#### [What to do]
Starting at the first line of the entries and ending with the line that contains "176, 88, 200]", write those lines out again, substituting "row-number" for every "line-number" and leaving everything else the same.

#### [Supplied records]
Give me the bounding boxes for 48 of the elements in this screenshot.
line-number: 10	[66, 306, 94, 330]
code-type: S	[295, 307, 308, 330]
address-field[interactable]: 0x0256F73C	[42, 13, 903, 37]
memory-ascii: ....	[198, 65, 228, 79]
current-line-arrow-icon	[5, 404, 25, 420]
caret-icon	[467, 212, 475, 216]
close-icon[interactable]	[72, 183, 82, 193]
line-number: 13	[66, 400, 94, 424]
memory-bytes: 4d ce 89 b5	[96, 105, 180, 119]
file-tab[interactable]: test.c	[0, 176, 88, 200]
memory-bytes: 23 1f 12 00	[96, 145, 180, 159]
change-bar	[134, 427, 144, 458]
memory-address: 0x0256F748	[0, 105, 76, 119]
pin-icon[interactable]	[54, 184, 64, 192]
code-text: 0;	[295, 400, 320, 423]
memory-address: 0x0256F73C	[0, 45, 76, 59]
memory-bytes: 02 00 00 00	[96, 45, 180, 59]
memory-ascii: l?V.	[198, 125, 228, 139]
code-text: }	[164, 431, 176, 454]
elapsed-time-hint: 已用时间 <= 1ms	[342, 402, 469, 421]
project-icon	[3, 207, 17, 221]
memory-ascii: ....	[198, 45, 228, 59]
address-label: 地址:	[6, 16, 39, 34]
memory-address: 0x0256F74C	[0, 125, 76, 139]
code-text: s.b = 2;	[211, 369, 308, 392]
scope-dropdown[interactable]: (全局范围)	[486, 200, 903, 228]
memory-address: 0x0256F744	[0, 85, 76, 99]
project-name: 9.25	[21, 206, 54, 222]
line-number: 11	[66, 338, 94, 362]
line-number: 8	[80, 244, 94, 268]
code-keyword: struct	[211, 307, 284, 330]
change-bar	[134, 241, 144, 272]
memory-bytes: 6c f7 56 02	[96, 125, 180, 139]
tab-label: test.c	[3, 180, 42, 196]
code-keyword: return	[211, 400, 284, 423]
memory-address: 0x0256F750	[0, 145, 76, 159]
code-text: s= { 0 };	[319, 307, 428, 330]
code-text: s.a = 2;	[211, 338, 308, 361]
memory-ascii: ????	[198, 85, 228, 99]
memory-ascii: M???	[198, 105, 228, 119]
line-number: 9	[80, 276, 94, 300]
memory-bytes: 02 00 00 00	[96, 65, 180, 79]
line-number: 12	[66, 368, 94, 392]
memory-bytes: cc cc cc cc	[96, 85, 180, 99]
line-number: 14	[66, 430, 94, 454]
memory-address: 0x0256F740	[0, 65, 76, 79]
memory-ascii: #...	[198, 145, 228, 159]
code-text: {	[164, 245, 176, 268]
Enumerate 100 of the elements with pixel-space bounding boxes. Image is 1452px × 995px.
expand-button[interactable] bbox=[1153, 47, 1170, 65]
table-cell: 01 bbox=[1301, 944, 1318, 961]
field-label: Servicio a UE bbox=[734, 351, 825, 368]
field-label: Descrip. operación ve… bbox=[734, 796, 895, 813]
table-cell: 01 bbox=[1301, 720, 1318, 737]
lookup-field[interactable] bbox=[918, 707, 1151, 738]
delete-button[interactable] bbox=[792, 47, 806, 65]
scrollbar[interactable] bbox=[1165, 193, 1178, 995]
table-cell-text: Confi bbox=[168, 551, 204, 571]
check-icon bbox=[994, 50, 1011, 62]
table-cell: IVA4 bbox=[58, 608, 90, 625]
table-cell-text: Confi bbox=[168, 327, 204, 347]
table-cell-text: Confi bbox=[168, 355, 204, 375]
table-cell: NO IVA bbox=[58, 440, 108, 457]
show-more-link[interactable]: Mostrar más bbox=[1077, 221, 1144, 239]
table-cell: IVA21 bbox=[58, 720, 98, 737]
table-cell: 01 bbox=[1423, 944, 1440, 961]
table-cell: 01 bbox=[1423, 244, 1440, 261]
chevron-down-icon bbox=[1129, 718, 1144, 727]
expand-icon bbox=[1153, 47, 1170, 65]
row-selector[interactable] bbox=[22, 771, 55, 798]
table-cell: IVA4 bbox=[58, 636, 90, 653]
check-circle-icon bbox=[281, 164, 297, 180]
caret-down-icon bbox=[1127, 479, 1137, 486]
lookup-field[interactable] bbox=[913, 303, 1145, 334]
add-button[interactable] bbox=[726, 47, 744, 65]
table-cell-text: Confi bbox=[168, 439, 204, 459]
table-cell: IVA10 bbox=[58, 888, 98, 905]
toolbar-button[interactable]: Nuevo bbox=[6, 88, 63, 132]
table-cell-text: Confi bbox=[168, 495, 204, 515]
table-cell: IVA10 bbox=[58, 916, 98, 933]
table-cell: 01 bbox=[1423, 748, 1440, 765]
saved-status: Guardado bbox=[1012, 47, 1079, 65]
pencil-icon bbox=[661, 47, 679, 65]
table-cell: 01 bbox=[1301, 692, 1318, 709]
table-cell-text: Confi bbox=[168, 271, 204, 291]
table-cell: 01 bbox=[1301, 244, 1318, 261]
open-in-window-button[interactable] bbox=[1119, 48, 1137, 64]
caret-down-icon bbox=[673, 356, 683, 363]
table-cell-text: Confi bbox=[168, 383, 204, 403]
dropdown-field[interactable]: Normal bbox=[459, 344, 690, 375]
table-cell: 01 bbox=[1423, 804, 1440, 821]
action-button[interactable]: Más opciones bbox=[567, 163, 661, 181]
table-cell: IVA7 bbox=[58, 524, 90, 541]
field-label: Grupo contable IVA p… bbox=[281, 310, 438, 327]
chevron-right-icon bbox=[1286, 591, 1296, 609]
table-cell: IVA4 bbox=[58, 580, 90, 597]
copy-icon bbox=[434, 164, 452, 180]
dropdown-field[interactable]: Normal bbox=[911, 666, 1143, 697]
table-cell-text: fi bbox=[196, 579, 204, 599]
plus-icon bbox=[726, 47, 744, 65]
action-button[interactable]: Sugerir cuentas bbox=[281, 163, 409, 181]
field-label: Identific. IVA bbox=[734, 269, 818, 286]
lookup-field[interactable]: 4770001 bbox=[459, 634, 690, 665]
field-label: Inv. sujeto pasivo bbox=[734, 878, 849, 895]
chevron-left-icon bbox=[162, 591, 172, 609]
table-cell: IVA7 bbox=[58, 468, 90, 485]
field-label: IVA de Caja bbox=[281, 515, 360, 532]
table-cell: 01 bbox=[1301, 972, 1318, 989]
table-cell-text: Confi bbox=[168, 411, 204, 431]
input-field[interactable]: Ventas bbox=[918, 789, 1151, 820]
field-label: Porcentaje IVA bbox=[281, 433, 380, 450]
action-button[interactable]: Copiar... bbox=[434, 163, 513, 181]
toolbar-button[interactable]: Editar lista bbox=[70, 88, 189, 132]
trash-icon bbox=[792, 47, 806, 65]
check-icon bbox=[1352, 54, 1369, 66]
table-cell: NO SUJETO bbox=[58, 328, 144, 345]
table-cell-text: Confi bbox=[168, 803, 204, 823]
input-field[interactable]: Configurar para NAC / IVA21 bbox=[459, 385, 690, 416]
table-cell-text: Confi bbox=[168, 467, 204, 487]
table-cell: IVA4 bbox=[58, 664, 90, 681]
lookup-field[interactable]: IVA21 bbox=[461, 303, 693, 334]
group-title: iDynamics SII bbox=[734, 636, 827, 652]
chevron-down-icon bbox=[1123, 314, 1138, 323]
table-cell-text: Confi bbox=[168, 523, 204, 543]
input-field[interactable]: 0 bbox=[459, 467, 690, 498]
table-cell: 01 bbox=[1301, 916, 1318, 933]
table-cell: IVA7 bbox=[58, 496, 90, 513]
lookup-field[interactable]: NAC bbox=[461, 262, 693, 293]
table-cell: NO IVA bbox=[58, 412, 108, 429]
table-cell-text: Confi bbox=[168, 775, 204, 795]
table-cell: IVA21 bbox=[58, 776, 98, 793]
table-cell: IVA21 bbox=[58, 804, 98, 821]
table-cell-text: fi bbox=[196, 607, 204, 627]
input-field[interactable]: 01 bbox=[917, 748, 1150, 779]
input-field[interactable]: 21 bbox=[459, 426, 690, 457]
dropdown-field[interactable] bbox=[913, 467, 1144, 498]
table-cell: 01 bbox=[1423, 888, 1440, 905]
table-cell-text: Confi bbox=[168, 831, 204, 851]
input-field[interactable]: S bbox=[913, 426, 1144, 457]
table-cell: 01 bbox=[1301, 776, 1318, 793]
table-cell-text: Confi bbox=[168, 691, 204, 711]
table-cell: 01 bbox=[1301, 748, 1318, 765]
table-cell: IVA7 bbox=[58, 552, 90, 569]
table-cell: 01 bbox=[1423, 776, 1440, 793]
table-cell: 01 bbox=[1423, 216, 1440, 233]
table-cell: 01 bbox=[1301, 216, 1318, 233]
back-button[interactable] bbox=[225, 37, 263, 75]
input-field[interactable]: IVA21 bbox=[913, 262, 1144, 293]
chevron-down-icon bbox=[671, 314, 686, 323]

#### [Reply to the task]
Give me the bounding boxes for 48 of the elements in this screenshot.
row-number: 10	[66, 306, 94, 330]
code-type: S	[295, 307, 308, 330]
address-field[interactable]: 0x0256F73C	[42, 13, 903, 37]
memory-ascii: ....	[198, 65, 228, 79]
current-line-arrow-icon	[5, 404, 25, 420]
caret-icon	[467, 212, 475, 216]
close-icon[interactable]	[72, 183, 82, 193]
row-number: 13	[66, 400, 94, 424]
memory-bytes: 4d ce 89 b5	[96, 105, 180, 119]
file-tab[interactable]: test.c	[0, 176, 88, 200]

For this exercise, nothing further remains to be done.